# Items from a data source

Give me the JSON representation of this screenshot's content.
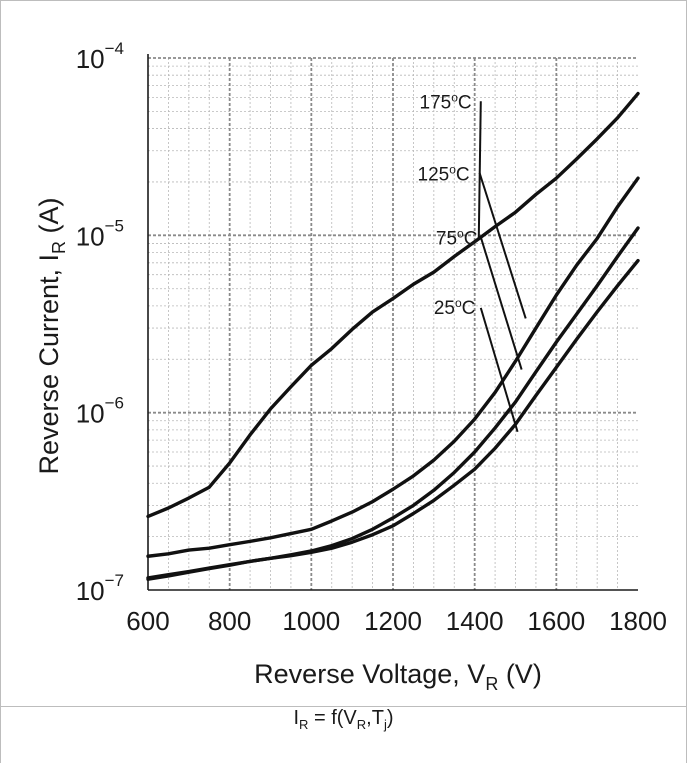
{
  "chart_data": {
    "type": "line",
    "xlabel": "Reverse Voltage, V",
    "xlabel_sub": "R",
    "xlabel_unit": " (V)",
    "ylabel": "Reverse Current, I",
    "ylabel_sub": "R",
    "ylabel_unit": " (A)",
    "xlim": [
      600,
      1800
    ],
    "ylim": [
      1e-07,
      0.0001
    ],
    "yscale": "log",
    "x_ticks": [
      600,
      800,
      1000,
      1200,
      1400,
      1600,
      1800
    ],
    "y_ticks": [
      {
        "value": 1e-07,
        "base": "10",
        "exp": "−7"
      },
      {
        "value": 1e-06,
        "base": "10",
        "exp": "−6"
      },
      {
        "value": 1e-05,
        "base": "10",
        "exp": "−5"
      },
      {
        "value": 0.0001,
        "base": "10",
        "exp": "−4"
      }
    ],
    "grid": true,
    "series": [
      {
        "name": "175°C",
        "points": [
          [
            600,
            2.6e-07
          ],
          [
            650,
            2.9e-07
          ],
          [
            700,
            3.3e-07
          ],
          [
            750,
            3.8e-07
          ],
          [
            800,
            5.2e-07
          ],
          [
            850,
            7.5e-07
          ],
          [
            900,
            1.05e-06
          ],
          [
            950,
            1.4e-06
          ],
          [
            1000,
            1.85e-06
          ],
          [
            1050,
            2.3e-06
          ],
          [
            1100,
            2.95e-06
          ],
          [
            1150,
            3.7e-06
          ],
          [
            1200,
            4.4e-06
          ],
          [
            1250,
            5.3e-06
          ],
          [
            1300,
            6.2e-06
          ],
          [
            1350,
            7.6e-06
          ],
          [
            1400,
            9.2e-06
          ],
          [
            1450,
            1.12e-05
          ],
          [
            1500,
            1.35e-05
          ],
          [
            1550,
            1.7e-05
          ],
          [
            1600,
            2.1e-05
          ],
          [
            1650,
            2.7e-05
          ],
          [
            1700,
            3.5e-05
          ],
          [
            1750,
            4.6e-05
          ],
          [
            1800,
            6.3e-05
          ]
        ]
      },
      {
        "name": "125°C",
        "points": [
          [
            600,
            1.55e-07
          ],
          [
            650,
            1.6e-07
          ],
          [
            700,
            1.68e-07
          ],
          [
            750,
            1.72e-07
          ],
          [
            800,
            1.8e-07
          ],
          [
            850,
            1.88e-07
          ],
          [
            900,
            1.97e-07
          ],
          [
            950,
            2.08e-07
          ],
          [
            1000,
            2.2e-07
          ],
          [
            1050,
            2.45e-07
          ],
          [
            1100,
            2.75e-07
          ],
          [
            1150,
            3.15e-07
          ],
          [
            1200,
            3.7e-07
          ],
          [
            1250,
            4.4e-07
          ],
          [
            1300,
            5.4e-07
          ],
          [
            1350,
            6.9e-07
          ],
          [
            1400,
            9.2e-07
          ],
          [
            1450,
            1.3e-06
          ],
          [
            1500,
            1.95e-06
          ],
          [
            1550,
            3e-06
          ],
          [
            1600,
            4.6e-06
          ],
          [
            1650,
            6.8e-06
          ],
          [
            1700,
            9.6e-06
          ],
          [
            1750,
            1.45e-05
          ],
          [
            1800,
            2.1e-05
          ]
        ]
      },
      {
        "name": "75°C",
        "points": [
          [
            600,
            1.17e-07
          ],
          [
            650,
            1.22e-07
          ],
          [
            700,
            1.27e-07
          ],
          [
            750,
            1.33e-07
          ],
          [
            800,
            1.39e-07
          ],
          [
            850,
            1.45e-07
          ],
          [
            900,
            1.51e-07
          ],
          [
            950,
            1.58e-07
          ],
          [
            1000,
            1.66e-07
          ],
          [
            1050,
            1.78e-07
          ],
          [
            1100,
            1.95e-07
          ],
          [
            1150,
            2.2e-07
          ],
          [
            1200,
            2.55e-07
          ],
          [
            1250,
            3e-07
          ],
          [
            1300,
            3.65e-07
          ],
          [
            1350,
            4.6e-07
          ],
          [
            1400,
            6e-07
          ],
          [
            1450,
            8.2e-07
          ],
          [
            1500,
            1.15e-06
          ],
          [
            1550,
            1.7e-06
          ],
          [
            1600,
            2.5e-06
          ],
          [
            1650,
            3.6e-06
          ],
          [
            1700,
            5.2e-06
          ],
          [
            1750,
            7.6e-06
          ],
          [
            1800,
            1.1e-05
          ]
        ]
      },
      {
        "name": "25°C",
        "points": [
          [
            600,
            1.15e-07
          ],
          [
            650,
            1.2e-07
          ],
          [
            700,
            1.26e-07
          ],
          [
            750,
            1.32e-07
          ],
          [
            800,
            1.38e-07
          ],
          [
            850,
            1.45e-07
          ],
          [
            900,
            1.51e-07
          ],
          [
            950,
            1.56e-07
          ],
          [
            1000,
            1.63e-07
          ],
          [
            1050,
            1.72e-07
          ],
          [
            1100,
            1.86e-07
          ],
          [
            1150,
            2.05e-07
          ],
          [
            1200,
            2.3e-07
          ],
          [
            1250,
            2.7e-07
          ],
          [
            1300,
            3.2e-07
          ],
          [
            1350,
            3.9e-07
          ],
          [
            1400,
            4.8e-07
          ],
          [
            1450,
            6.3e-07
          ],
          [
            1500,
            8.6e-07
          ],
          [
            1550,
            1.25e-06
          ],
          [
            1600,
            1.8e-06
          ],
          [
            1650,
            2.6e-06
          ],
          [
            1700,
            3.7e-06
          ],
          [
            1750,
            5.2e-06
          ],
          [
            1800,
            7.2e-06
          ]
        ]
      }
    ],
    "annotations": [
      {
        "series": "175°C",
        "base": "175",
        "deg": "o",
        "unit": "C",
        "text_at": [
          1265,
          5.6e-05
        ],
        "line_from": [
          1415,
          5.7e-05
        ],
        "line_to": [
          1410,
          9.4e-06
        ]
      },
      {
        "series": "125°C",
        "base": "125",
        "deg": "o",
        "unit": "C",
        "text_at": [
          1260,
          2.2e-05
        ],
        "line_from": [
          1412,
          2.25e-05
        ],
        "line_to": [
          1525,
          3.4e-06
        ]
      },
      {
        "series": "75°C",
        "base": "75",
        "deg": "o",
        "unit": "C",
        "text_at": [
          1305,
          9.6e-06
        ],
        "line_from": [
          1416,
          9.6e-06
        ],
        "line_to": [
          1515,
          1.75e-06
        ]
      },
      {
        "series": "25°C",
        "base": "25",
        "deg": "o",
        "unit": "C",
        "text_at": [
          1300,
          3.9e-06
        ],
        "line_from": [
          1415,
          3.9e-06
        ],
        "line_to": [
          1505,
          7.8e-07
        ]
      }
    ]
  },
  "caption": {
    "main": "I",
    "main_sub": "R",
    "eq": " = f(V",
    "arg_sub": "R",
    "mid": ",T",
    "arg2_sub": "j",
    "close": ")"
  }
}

* * *

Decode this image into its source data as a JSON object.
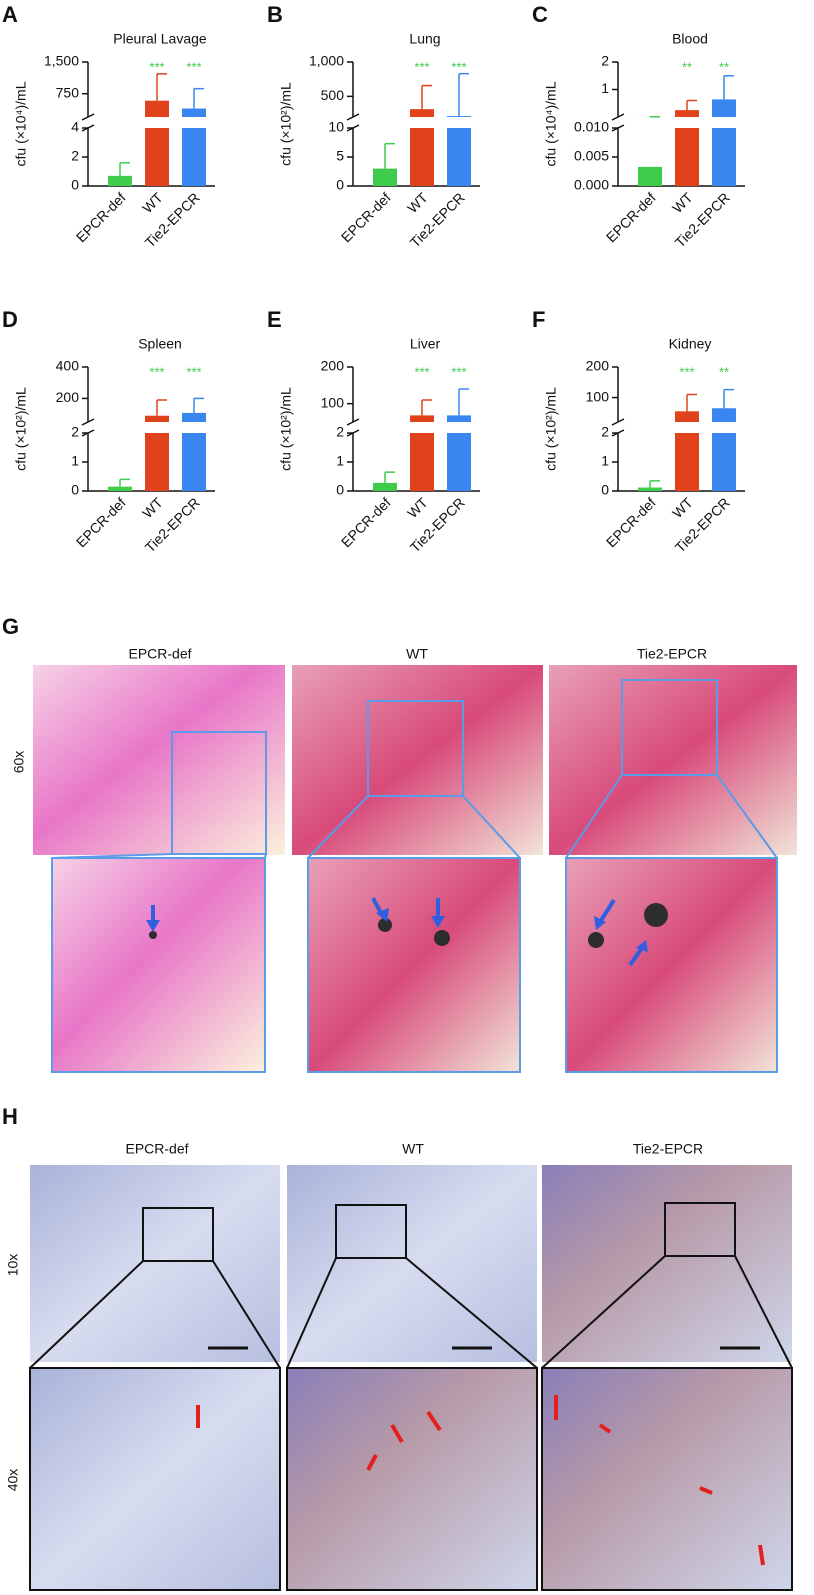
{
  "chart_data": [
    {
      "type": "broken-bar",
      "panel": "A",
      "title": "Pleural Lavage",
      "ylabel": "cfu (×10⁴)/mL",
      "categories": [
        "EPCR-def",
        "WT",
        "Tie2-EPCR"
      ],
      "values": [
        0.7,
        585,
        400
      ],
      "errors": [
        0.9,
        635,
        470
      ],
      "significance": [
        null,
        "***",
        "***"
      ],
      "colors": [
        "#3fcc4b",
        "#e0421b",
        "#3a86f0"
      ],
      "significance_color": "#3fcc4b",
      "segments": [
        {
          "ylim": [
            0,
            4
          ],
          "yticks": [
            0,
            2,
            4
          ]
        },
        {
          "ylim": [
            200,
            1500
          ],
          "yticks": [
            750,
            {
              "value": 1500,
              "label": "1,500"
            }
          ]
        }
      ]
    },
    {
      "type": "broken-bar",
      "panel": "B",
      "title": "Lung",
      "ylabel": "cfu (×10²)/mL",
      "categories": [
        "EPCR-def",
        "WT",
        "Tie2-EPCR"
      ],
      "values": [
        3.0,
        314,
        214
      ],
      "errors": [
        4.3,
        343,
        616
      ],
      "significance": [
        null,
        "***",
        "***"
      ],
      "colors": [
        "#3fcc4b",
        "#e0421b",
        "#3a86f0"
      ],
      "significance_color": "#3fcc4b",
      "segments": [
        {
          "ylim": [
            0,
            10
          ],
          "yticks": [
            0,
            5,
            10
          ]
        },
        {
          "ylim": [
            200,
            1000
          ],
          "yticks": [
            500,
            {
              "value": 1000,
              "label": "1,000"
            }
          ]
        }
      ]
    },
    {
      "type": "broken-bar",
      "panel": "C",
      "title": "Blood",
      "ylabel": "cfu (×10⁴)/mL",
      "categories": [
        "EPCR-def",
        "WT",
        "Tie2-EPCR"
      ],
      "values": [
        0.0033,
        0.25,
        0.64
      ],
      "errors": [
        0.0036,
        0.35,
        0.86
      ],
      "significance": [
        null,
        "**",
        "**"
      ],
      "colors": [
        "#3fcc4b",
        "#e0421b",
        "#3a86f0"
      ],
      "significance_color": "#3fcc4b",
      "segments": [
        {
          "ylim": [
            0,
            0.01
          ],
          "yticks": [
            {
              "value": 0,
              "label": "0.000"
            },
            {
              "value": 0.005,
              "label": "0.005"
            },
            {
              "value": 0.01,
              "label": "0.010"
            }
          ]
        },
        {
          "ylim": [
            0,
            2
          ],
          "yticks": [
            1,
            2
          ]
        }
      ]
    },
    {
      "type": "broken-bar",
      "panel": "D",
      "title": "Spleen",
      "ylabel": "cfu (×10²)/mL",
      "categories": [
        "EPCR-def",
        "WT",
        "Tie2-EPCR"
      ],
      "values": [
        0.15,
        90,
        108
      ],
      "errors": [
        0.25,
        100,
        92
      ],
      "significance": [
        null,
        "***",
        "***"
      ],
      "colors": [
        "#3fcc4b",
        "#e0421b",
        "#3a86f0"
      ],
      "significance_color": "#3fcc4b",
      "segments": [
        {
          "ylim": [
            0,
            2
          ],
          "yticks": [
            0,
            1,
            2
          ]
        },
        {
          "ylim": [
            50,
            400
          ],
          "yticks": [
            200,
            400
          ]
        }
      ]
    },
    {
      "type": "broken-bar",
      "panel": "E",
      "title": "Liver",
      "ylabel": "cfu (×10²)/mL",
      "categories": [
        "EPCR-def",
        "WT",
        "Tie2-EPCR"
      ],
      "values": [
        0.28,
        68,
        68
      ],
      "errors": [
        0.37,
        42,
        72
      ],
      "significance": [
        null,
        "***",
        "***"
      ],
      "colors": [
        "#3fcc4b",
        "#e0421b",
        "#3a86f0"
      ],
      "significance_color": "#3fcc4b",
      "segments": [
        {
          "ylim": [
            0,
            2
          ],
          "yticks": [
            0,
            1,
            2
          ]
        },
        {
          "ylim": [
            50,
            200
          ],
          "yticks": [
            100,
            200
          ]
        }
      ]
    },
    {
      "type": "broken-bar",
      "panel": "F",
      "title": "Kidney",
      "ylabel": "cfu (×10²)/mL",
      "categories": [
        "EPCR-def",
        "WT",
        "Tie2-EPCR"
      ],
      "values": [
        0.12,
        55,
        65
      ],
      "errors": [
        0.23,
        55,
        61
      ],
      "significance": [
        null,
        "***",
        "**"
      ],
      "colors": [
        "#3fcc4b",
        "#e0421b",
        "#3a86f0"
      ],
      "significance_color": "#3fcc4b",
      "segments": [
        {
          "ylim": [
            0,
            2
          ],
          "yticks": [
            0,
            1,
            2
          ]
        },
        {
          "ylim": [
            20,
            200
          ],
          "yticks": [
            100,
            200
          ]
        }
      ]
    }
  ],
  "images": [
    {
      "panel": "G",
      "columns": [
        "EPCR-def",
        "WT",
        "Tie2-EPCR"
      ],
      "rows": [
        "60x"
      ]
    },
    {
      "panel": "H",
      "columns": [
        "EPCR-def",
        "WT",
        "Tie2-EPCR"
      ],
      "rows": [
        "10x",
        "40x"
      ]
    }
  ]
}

# Your instructions
Which lines hold the word "name"? Return all of them from the records above.

# Complete answer
        "name": "175°C",
        "name": "125°C",
        "name": "75°C",
        "name": "25°C",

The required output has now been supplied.